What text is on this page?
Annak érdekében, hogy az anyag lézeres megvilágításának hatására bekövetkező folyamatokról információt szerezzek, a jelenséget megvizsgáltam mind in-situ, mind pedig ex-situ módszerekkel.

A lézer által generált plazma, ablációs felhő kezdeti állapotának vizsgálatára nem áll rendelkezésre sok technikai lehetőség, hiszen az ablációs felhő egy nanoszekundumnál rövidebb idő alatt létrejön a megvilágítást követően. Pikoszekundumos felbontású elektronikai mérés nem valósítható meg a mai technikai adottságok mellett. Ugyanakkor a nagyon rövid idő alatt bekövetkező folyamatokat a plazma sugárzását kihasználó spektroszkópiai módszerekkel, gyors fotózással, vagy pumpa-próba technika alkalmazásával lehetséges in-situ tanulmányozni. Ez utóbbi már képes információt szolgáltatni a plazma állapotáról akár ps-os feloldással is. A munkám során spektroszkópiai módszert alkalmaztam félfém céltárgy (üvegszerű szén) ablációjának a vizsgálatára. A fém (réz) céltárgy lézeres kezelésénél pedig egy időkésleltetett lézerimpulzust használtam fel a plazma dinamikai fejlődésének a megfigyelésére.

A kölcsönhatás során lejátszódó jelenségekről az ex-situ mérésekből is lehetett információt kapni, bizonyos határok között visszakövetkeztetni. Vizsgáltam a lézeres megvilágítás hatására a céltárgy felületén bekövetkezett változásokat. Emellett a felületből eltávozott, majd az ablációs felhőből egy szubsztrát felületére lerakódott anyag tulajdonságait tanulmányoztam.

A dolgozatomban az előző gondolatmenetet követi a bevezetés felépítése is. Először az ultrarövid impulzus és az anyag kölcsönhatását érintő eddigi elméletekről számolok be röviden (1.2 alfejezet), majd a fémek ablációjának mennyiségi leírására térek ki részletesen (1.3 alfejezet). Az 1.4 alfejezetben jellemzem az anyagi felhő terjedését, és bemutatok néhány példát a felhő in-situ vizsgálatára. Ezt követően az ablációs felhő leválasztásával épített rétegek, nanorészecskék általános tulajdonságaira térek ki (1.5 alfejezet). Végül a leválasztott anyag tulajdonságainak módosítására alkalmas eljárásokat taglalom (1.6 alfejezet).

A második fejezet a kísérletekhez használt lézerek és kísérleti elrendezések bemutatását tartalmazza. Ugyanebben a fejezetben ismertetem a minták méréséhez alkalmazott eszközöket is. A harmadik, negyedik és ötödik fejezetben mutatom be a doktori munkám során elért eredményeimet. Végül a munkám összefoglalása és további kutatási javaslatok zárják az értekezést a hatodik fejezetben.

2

==

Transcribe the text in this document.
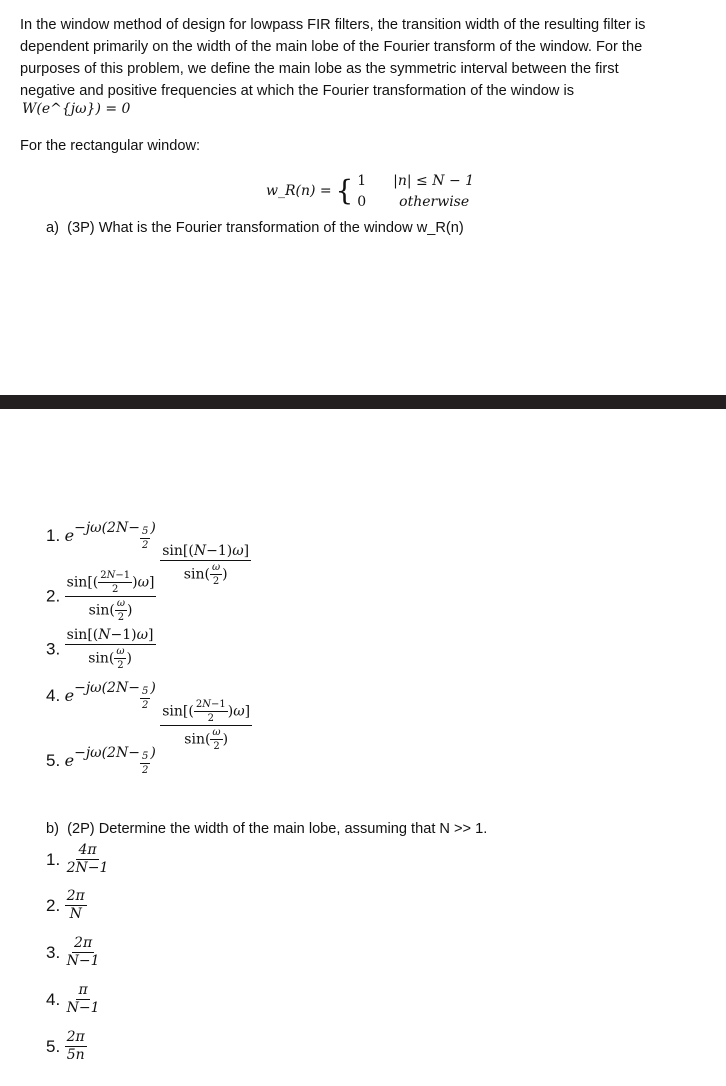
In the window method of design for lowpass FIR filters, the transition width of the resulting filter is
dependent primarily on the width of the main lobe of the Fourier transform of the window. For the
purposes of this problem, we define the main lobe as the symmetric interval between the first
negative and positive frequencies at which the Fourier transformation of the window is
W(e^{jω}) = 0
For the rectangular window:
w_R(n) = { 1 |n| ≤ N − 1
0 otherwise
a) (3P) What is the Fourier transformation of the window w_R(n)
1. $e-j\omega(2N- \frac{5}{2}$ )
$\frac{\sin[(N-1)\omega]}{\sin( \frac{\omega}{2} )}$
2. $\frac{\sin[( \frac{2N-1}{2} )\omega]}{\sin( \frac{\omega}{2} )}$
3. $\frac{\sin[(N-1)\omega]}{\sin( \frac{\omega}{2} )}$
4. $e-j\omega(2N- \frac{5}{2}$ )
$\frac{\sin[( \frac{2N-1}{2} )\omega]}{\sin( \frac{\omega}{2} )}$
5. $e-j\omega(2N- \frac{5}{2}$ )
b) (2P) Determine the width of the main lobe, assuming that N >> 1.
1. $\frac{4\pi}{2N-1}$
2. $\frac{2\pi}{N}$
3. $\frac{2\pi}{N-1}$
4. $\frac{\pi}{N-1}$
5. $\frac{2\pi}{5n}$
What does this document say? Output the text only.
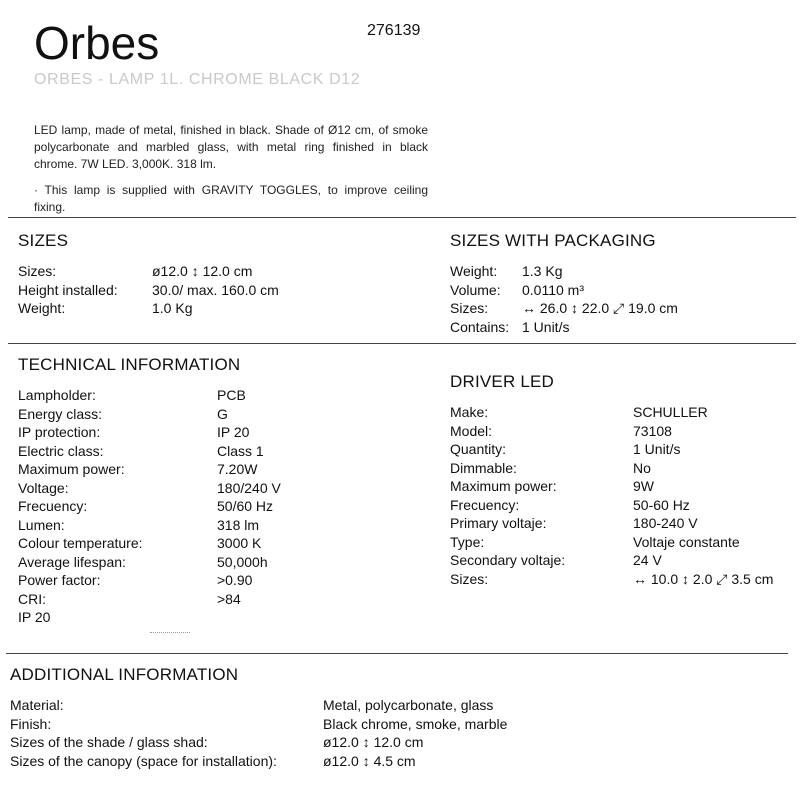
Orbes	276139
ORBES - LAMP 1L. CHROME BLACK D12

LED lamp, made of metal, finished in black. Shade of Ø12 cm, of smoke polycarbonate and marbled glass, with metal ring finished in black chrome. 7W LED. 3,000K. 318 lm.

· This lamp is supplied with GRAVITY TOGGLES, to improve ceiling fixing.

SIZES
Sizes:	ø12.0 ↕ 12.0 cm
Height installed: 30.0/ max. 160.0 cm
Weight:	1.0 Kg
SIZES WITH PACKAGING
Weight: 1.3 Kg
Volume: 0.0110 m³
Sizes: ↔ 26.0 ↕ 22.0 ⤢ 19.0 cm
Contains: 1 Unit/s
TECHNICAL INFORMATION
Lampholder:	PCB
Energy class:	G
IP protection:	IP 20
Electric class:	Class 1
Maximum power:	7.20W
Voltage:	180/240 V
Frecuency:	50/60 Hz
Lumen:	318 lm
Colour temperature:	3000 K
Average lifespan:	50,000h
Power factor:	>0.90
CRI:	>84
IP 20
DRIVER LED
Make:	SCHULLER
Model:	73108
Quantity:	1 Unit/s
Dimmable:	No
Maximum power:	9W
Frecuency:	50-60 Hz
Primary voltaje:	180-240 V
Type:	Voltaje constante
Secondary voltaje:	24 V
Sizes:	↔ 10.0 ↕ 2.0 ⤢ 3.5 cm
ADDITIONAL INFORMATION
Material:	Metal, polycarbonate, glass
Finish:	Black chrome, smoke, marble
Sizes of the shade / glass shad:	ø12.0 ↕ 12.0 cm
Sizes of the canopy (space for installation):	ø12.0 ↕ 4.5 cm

**Requirements:**
From the listing above, copy every line that holds the string "pedig".

**Task answer:**
Annak érdekében, hogy az anyag lézeres megvilágításának hatására bekövetkező folyamatokról információt szerezzek, a jelenséget megvizsgáltam mind in-situ, mind pedig ex-situ módszerekkel.
A lézer által generált plazma, ablációs felhő kezdeti állapotának vizsgálatára nem áll rendelkezésre sok technikai lehetőség, hiszen az ablációs felhő egy nanoszekundumnál rövidebb idő alatt létrejön a megvilágítást követően. Pikoszekundumos felbontású elektronikai mérés nem valósítható meg a mai technikai adottságok mellett. Ugyanakkor a nagyon rövid idő alatt bekövetkező folyamatokat a plazma sugárzását kihasználó spektroszkópiai módszerekkel, gyors fotózással, vagy pumpa-próba technika alkalmazásával lehetséges in-situ tanulmányozni. Ez utóbbi már képes információt szolgáltatni a plazma állapotáról akár ps-os feloldással is. A munkám során spektroszkópiai módszert alkalmaztam félfém céltárgy (üvegszerű szén) ablációjának a vizsgálatára. A fém (réz) céltárgy lézeres kezelésénél pedig egy időkésleltetett lézerimpulzust használtam fel a plazma dinamikai fejlődésének a megfigyelésére.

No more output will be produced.